Stated goal ▸
Copy out every line of the records where the string "icon" occurs.

[Data items]
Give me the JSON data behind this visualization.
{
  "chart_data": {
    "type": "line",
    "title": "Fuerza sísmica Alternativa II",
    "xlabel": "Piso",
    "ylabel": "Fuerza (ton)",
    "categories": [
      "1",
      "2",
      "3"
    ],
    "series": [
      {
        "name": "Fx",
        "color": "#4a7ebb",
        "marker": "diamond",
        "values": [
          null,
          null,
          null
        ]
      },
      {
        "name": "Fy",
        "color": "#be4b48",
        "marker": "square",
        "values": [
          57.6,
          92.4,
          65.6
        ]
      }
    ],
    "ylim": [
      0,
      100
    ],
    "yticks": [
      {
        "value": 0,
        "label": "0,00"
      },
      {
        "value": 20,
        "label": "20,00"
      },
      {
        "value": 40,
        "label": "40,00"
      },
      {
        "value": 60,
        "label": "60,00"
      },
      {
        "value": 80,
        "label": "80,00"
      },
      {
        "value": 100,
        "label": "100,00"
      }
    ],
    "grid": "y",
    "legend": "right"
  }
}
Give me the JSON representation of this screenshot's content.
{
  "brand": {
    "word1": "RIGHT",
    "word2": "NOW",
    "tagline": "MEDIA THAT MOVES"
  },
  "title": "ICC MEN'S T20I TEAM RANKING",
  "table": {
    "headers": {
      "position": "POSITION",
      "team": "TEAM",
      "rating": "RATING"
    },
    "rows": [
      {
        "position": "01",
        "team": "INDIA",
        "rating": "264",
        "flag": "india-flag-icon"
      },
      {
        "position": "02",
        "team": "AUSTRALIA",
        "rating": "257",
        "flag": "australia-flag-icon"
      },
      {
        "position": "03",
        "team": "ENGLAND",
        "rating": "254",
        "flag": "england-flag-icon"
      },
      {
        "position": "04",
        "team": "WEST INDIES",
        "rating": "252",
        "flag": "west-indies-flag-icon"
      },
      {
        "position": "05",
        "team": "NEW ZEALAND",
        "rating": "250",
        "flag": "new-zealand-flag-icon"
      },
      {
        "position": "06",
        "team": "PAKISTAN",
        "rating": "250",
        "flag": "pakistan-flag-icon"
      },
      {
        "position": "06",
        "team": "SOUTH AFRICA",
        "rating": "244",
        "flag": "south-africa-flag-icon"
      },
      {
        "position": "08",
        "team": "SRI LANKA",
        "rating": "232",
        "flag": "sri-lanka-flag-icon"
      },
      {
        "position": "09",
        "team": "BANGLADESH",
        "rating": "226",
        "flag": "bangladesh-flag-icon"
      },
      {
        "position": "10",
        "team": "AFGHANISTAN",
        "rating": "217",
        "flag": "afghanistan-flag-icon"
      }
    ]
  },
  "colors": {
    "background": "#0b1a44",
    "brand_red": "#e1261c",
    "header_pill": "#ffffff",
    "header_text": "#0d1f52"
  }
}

Response to the task ▸
        "flag": "india-flag-icon"
        "flag": "australia-flag-icon"
        "flag": "england-flag-icon"
        "flag": "west-indies-flag-icon"
        "flag": "new-zealand-flag-icon"
        "flag": "pakistan-flag-icon"
        "flag": "south-africa-flag-icon"
        "flag": "sri-lanka-flag-icon"
        "flag": "bangladesh-flag-icon"
        "flag": "afghanistan-flag-icon"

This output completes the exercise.